Figure content listings

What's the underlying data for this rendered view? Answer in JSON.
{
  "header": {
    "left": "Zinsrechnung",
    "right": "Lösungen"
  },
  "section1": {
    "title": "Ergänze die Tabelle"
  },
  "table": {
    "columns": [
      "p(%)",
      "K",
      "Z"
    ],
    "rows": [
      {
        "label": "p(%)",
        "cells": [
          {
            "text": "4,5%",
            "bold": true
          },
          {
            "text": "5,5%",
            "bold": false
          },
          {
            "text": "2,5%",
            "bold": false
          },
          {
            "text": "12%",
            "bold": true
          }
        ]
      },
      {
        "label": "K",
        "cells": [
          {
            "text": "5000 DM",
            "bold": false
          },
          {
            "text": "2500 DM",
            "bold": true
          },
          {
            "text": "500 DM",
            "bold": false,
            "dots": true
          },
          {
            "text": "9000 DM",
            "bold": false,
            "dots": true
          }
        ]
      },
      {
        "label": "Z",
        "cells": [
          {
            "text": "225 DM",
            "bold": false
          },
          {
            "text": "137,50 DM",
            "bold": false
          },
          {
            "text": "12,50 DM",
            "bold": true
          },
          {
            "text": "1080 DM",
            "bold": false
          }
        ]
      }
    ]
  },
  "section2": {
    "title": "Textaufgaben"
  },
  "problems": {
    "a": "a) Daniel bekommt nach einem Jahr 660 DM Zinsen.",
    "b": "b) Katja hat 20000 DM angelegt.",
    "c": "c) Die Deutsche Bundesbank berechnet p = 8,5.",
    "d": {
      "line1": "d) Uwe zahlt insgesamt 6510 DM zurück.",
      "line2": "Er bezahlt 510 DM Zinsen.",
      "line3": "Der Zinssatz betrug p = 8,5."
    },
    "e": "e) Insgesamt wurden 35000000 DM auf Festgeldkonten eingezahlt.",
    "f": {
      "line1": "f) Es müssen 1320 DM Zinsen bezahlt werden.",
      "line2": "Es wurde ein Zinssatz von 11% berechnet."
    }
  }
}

▶ [Written instruction]:
Reproduce each entry word for word.

▶ [Complete answer]:
What's the underlying data for this rendered view? Answer in JSON.
{
  "header": {
    "left": "Zinsrechnung",
    "right": "Lösungen"
  },
  "section1": {
    "title": "Ergänze die Tabelle"
  },
  "table": {
    "columns": [
      "p(%)",
      "K",
      "Z"
    ],
    "rows": [
      {
        "label": "p(%)",
        "cells": [
          {
            "text": "4,5%",
            "bold": true
          },
          {
            "text": "5,5%",
            "bold": false
          },
          {
            "text": "2,5%",
            "bold": false
          },
          {
            "text": "12%",
            "bold": true
          }
        ]
      },
      {
        "label": "K",
        "cells": [
          {
            "text": "5000 DM",
            "bold": false
          },
          {
            "text": "2500 DM",
            "bold": true
          },
          {
            "text": "500 DM",
            "bold": false,
            "dots": true
          },
          {
            "text": "9000 DM",
            "bold": false,
            "dots": true
          }
        ]
      },
      {
        "label": "Z",
        "cells": [
          {
            "text": "225 DM",
            "bold": false
          },
          {
            "text": "137,50 DM",
            "bold": false
          },
          {
            "text": "12,50 DM",
            "bold": true
          },
          {
            "text": "1080 DM",
            "bold": false
          }
        ]
      }
    ]
  },
  "section2": {
    "title": "Textaufgaben"
  },
  "problems": {
    "a": "a) Daniel bekommt nach einem Jahr 660 DM Zinsen.",
    "b": "b) Katja hat 20000 DM angelegt.",
    "c": "c) Die Deutsche Bundesbank berechnet p = 8,5.",
    "d": {
      "line1": "d) Uwe zahlt insgesamt 6510 DM zurück.",
      "line2": "Er bezahlt 510 DM Zinsen.",
      "line3": "Der Zinssatz betrug p = 8,5."
    },
    "e": "e) Insgesamt wurden 35000000 DM auf Festgeldkonten eingezahlt.",
    "f": {
      "line1": "f) Es müssen 1320 DM Zinsen bezahlt werden.",
      "line2": "Es wurde ein Zinssatz von 11% berechnet."
    }
  }
}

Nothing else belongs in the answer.